**What is expected**
Edit the rows in the stretch from the line containing "y-tick-label: 10000 [770,418,804,431]" through the line containing "y-tick-label: 10000 [400,411,434,424]": swap "Count" for "Frequency" and keep everything else unchanged.

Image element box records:
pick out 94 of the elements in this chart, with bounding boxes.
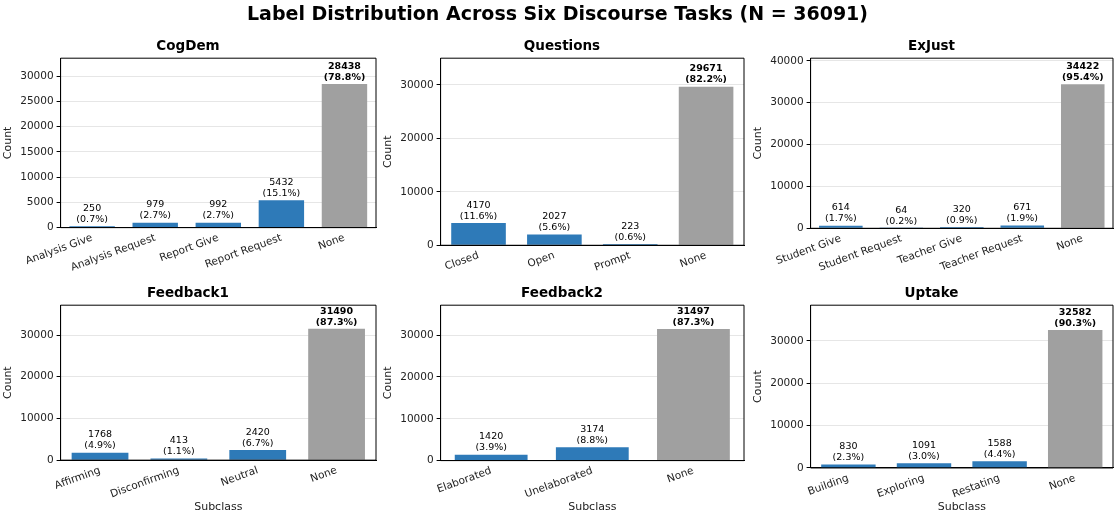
y-tick-label: 10000 [770,418,804,431]
bar [972,461,1027,468]
data-label: 64 (0.2%) [885,203,918,226]
y-axis-title: Count [751,126,765,160]
data-label: 979 (2.7%) [139,198,171,221]
y-tick-label: 0 [796,460,804,473]
y-tick-label: 10000 [400,411,434,424]
data-label: 31497 (87.3%) [672,304,715,327]
bar [821,464,876,468]
chart-title: ExJust [907,36,956,53]
data-label: 28438 (78.8%) [323,59,366,82]
bar [229,450,287,460]
x-tick-label: None [665,463,696,485]
bar [819,225,863,228]
y-tick-label: 30000 [20,68,54,81]
y-tick-label: 20000 [770,376,804,389]
bar [1000,225,1045,228]
data-label: 3174 (8.8%) [576,423,609,446]
data-label: 1091 (3.0%) [908,439,940,462]
data-label: 1588 (4.4%) [983,436,1016,459]
bar [308,328,365,460]
x-tick-label: Open [525,248,556,270]
chart-title: Feedback2 [521,283,603,300]
y-axis-title: Count [381,365,395,400]
data-label: 32582 (90.3%) [1054,305,1097,328]
x-axis-title: Subclass [194,500,243,514]
y-axis-title: Count [751,369,765,403]
y-tick-label: 30000 [400,327,434,340]
x-tick-label: None [1046,471,1077,492]
data-label: 31490 (87.3%) [315,304,358,327]
chart-title: Questions [523,36,601,53]
y-tick-label: 30000 [770,333,804,346]
chart-title: Uptake [904,283,959,300]
bar [657,328,730,461]
x-tick-label: None [316,230,347,252]
data-label: 671 (1.9%) [1006,201,1039,224]
data-label: 223 (0.6%) [614,219,647,242]
data-label: 5432 (15.1%) [262,175,301,198]
x-axis-title: Subclass [568,500,617,514]
bar [71,452,129,460]
y-tick-label: 20000 [400,131,434,144]
y-tick-label: 5000 [26,195,54,208]
y-axis-title: Count [1,365,15,400]
y-tick-label: 10000 [770,179,804,192]
y-tick-label: 30000 [770,95,804,108]
y-tick-label: 10000 [400,184,434,197]
y-tick-label: 0 [426,453,434,466]
data-label: 413 (1.1%) [163,434,195,457]
y-tick-label: 25000 [20,94,54,107]
y-tick-label: 20000 [400,369,434,382]
y-tick-label: 30000 [20,327,54,340]
bar [1060,84,1105,228]
data-label: 320 (0.9%) [946,202,978,225]
bar [454,454,528,461]
text: Label Distribution Across Six Discourse Tasks (N = 36091) [245,2,869,24]
y-tick-label: 10000 [20,169,54,182]
y-axis-title: Count [381,134,395,169]
data-label: 830 (2.3%) [832,440,865,463]
bar [321,84,368,228]
x-tick-label: None [308,463,339,484]
data-label: 1768 (4.9%) [84,428,116,451]
y-tick-label: 20000 [770,137,804,150]
x-tick-label: None [677,248,708,270]
x-tick-label: None [1054,231,1085,253]
bar [678,86,734,245]
data-label: 34422 (95.4%) [1061,59,1104,82]
bar [258,200,305,228]
y-axis-title: Count [1,125,15,160]
y-tick-label: 0 [426,238,434,251]
bar [896,463,952,468]
y-tick-label: 20000 [20,369,54,382]
y-tick-label: 15000 [20,144,54,157]
bar [1047,330,1103,468]
data-label: 250 (0.7%) [76,202,108,225]
data-label: 2420 (6.7%) [241,425,274,448]
y-tick-label: 30000 [400,77,434,90]
chart-title: Feedback1 [147,283,229,300]
y-tick-label: 40000 [770,53,804,66]
bar [555,447,629,461]
data-label: 614 (1.7%) [825,201,857,224]
chart-title: CogDem [156,36,220,53]
data-label: 1420 (3.9%) [475,430,507,453]
data-label: 4170 (11.6%) [459,198,498,221]
bar [527,234,582,245]
data-label: 29671 (82.2%) [685,62,727,85]
y-tick-label: 0 [46,220,54,233]
y-tick-label: 10000 [20,411,54,424]
y-tick-label: 0 [46,452,54,465]
bar [451,222,506,245]
y-tick-label: 0 [796,221,804,234]
y-tick-label: 20000 [20,119,54,132]
data-label: 992 (2.7%) [202,198,235,221]
x-axis-title: Subclass [937,500,987,514]
data-label: 2027 (5.6%) [538,210,571,233]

**Written response**
y-tick-label: 10000 [770,418,804,431]
bar [972,461,1027,468]
data-label: 64 (0.2%) [885,203,918,226]
y-axis-title: Frequency [751,126,765,160]
data-label: 979 (2.7%) [139,198,171,221]
y-tick-label: 0 [796,460,804,473]
y-tick-label: 10000 [400,411,434,424]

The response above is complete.